What is needed: Tell how many lines carry the word "March"; the reply is the number and nothing else.
━━━━━━━━━━━━━━━━━━━━━━━━━━━━━━
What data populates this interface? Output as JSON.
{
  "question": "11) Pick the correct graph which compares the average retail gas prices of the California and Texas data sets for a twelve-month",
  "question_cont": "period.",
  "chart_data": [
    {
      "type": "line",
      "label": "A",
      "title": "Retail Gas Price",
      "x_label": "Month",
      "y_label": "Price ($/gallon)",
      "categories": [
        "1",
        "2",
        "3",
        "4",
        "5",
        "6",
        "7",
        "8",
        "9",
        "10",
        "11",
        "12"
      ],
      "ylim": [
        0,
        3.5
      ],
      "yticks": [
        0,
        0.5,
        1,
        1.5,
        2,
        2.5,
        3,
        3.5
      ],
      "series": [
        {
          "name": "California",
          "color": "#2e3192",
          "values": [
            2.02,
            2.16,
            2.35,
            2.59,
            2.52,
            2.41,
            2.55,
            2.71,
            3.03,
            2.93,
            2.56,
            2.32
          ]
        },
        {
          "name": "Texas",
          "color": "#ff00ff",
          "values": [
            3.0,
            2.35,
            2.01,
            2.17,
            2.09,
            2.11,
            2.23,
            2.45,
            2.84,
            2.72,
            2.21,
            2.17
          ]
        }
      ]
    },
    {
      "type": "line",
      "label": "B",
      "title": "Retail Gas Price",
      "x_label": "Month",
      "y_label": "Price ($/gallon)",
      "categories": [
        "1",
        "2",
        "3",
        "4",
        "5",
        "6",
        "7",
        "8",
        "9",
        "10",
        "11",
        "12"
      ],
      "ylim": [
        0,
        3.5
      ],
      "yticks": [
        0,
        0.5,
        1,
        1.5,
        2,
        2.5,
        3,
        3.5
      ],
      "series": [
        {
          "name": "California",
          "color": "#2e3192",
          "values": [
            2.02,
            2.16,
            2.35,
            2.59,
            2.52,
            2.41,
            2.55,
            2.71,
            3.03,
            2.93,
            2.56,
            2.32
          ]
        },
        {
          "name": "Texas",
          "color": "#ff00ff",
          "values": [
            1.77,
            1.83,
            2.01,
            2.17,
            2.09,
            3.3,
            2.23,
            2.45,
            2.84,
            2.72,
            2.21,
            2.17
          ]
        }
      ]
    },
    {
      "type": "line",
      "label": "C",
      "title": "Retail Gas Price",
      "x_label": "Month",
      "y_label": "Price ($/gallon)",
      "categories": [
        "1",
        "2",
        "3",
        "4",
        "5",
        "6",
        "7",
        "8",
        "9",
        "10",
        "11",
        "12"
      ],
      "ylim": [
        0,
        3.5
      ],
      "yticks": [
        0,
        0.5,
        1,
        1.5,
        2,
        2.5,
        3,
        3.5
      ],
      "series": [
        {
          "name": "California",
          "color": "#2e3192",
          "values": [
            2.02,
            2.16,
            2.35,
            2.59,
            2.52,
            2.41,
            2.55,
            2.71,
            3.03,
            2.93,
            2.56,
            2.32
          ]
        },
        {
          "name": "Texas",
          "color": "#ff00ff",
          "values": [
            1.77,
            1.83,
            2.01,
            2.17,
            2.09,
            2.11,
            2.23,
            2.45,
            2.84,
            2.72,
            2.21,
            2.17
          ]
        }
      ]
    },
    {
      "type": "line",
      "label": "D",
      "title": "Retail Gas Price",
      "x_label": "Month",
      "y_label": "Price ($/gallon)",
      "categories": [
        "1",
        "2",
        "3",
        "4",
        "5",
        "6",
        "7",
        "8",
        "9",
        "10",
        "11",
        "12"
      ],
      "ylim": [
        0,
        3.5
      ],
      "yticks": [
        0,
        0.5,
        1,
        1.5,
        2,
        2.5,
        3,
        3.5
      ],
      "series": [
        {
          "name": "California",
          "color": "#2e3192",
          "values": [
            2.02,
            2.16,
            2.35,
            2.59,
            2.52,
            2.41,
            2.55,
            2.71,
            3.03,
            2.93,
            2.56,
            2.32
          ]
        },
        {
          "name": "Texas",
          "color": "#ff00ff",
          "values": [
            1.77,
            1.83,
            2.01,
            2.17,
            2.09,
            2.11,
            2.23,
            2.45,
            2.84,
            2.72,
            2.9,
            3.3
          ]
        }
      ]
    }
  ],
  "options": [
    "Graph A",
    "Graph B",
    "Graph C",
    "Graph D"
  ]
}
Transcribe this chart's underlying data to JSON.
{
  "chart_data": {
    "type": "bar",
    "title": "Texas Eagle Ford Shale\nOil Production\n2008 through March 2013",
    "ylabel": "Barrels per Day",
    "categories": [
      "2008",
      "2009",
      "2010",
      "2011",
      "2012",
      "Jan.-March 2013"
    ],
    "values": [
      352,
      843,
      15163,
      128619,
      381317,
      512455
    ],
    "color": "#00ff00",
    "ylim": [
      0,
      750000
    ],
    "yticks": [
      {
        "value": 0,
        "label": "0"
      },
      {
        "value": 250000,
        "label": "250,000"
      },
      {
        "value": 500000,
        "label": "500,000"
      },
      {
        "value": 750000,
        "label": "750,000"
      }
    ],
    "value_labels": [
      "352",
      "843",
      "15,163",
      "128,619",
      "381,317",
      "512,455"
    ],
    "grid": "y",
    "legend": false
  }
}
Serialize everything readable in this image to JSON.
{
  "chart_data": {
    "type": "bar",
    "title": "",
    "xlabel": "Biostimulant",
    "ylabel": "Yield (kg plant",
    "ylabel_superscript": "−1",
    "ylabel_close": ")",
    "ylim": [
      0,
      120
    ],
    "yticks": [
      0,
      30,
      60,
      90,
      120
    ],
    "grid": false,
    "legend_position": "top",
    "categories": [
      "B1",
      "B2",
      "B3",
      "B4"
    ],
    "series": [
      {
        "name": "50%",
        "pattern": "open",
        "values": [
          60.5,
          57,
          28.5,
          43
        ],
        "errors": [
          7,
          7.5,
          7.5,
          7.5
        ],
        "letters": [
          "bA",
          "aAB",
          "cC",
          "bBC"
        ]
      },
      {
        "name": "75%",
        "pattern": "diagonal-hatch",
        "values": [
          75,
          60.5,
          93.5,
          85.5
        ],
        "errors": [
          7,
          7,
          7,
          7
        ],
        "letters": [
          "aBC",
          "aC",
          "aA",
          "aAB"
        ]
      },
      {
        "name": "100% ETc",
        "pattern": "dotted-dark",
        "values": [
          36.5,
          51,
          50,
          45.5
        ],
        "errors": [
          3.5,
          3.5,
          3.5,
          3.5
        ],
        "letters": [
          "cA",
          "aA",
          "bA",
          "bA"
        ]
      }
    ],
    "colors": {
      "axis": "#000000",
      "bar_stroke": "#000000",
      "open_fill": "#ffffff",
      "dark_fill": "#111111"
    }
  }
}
━━━━━━━━━━━━━━━━━━━━━━━━━━━━━━
The reply: 2